- [GOAL]: Looking at the data below, count the lines that contain the string "ylabel". Write only the total.
>> BEGIN MATERIAL TO PROCESS
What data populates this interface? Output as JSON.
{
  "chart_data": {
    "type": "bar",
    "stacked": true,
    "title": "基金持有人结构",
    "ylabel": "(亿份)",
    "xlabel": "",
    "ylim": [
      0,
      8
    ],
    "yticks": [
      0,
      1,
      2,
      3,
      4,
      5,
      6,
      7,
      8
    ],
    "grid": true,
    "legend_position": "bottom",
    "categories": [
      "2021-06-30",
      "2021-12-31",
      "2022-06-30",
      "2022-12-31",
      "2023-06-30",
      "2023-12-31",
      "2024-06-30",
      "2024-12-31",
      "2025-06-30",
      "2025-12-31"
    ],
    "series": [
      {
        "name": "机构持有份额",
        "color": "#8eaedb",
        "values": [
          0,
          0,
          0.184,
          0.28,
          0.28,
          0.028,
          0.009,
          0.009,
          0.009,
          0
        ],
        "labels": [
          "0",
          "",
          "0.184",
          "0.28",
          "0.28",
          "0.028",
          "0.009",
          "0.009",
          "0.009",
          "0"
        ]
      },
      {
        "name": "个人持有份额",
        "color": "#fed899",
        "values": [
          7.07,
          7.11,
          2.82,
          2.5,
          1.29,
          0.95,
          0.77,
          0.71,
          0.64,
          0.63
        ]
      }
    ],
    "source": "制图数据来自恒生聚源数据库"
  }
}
>> END MATERIAL TO PROCESS
>> BEGIN MATERIAL TO PROCESS
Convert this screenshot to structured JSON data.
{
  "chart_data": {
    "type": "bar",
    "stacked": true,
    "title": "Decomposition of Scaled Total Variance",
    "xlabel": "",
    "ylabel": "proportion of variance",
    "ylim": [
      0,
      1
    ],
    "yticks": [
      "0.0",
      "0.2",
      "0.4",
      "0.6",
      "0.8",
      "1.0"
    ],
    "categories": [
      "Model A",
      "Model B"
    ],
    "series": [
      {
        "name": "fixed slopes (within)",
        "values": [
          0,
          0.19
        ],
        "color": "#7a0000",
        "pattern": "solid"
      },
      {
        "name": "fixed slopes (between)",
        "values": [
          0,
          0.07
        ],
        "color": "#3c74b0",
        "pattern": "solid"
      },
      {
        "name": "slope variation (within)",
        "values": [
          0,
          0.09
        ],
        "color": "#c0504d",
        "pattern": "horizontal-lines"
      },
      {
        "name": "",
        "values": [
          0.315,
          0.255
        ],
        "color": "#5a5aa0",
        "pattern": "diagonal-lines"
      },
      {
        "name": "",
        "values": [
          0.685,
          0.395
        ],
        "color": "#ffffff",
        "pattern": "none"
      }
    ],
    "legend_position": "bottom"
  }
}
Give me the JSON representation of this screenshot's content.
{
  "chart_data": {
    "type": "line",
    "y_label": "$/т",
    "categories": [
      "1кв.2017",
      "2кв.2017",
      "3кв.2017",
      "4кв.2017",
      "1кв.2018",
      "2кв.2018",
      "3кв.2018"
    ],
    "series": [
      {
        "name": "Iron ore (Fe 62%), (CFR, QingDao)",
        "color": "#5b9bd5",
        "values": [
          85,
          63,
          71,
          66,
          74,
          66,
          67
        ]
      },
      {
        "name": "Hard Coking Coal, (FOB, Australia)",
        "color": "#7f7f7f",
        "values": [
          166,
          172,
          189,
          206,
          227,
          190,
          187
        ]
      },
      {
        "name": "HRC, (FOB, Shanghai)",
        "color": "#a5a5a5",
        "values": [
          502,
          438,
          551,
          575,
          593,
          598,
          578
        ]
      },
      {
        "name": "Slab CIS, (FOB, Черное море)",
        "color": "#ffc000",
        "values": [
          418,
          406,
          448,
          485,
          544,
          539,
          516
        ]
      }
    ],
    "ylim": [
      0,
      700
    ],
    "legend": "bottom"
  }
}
>> END MATERIAL TO PROCESS
- [RESULT FOR THIS TASK]: 2